▸ Data provided:
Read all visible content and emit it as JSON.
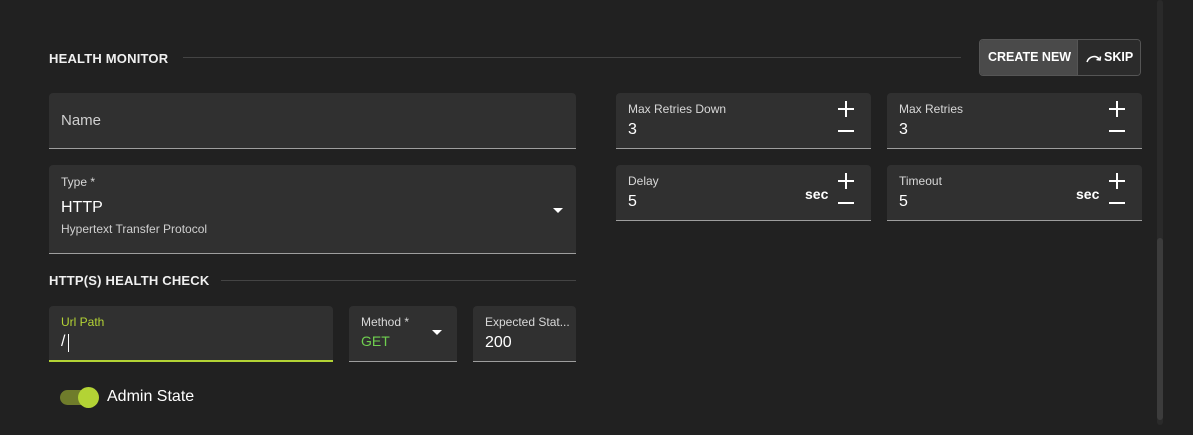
{
  "health_monitor": {
    "title": "HEALTH MONITOR",
    "create_new_label": "CREATE NEW",
    "skip_label": "SKIP",
    "name_placeholder": "Name",
    "type": {
      "label": "Type *",
      "value": "HTTP",
      "description": "Hypertext Transfer Protocol"
    },
    "max_retries_down": {
      "label": "Max Retries Down",
      "value": "3"
    },
    "max_retries": {
      "label": "Max Retries",
      "value": "3"
    },
    "delay": {
      "label": "Delay",
      "value": "5",
      "unit": "sec"
    },
    "timeout": {
      "label": "Timeout",
      "value": "5",
      "unit": "sec"
    }
  },
  "http_check": {
    "title": "HTTP(S) HEALTH CHECK",
    "url_path": {
      "label": "Url Path",
      "value": "/"
    },
    "method": {
      "label": "Method *",
      "value": "GET"
    },
    "expected_status": {
      "label": "Expected Stat...",
      "value": "200"
    }
  },
  "admin_state": {
    "label": "Admin State",
    "enabled": true
  },
  "colors": {
    "accent": "#b3d335",
    "method_green": "#6fcf4f",
    "background": "#212121",
    "field_bg": "#303030"
  }
}
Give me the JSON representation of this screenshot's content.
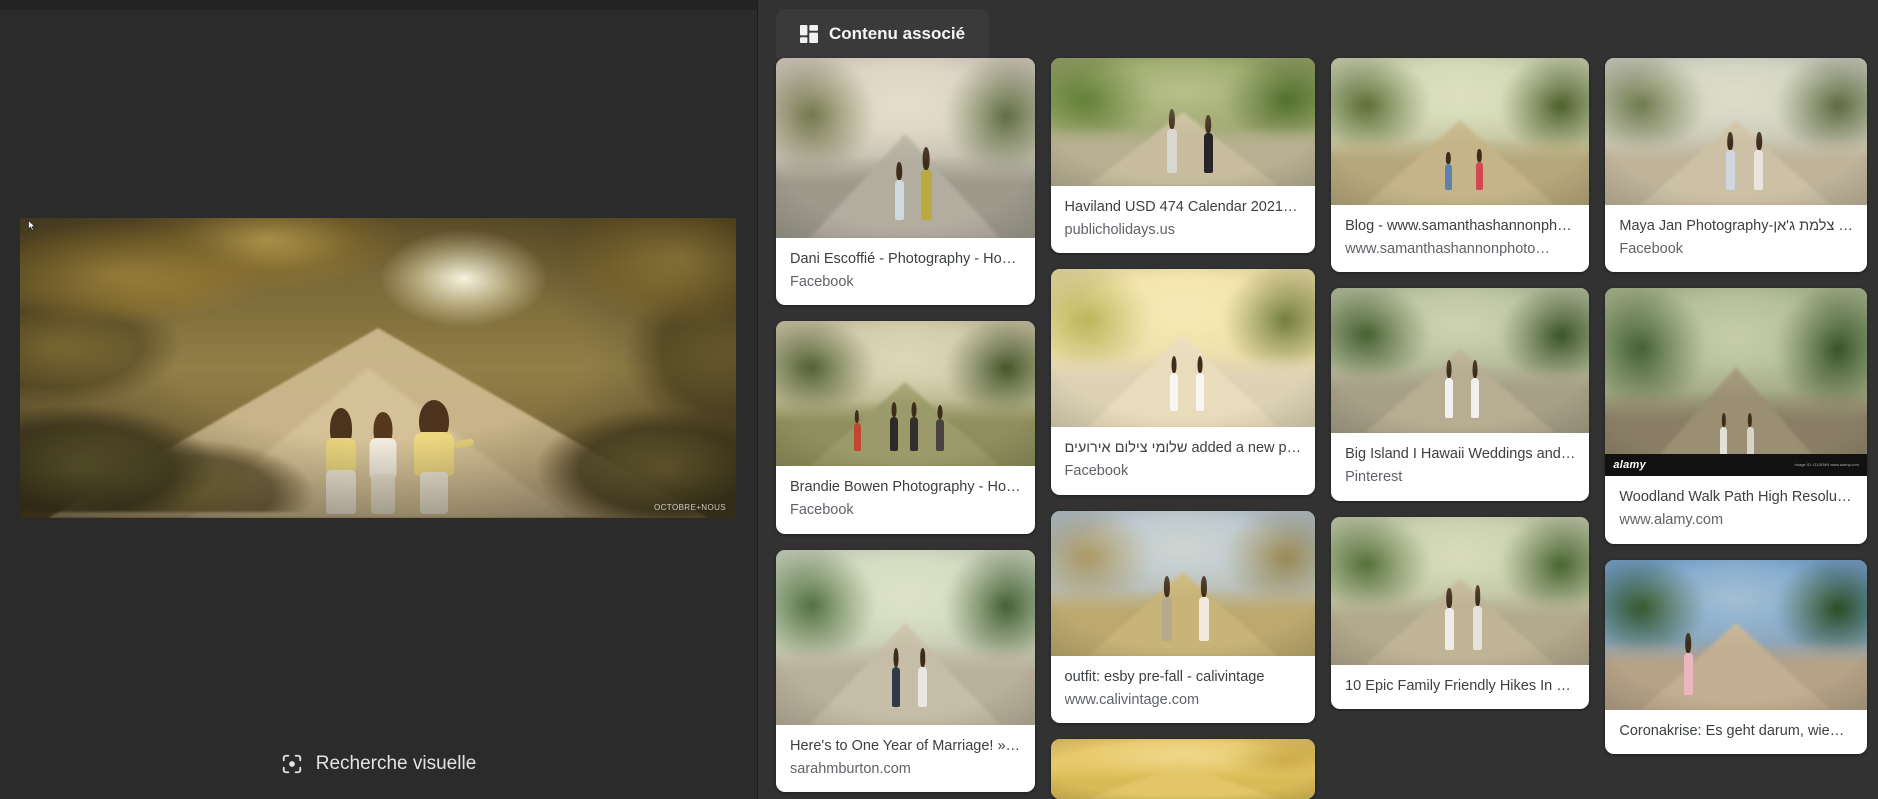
{
  "left_panel": {
    "hero_credit": "OCTOBRE+NOUS",
    "visual_search": {
      "label": "Recherche visuelle",
      "icon": "visual-search-icon"
    }
  },
  "right_panel": {
    "tab": {
      "label": "Contenu associé",
      "icon": "grid-icon",
      "active": true
    },
    "columns": [
      {
        "cards": [
          {
            "title": "Dani Escoffié - Photography - Ho…",
            "source": "Facebook",
            "thumb_height": 180,
            "scene": "path-two-children-dusk"
          },
          {
            "title": "Brandie Bowen Photography - Ho…",
            "source": "Facebook",
            "thumb_height": 145,
            "scene": "oak-tree-family-field"
          },
          {
            "title": "Here's to One Year of Marriage! »…",
            "source": "sarahmburton.com",
            "thumb_height": 175,
            "scene": "couple-green-grove"
          }
        ]
      },
      {
        "cards": [
          {
            "title": "Haviland USD 474 Calendar 2021…",
            "source": "publicholidays.us",
            "thumb_height": 128,
            "scene": "two-girls-dirt-road-green"
          },
          {
            "title": "שלומי צילום אירועים added a new p…",
            "source": "Facebook",
            "thumb_height": 158,
            "scene": "couple-white-sunlit-trail"
          },
          {
            "title": "outfit: esby pre-fall - calivintage",
            "source": "www.calivintage.com",
            "thumb_height": 145,
            "scene": "women-golden-hill"
          },
          {
            "title": "",
            "source": "",
            "thumb_height": 60,
            "scene": "golden-field-cropped"
          }
        ]
      },
      {
        "cards": [
          {
            "title": "Blog - www.samanthashannonph…",
            "source": "www.samanthashannonphoto…",
            "thumb_height": 147,
            "scene": "children-running-meadow"
          },
          {
            "title": "Big Island I Hawaii Weddings and…",
            "source": "Pinterest",
            "thumb_height": 145,
            "scene": "two-women-white-path"
          },
          {
            "title": "10 Epic Family Friendly Hikes In …",
            "source": "",
            "thumb_height": 148,
            "scene": "two-girls-forest-trail"
          }
        ]
      },
      {
        "cards": [
          {
            "title": "Maya Jan Photography-צלמת ג'אן …",
            "source": "Facebook",
            "thumb_height": 147,
            "scene": "two-girls-sandy-road"
          },
          {
            "title": "Woodland Walk Path High Resolu…",
            "source": "www.alamy.com",
            "thumb_height": 188,
            "scene": "woodland-walk-path",
            "watermark": {
              "brand": "alamy",
              "code": "Image ID: G1JKMN\nwww.alamy.com"
            }
          },
          {
            "title": "Coronakrise: Es geht darum, wie…",
            "source": "",
            "thumb_height": 150,
            "scene": "child-scooter-park"
          }
        ]
      }
    ]
  },
  "theme": {
    "panel_bg": "#2b2b2b",
    "results_bg": "#323232",
    "tab_bg": "#3a3a3a",
    "card_bg": "#ffffff",
    "title_color": "#3c4043",
    "source_color": "#5f6368",
    "text_color": "#e3e3e3"
  }
}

▸ Task statement:
In the data above, count the lines where the word "girls" appears; reply with the number only.

▸ Response to this task:
3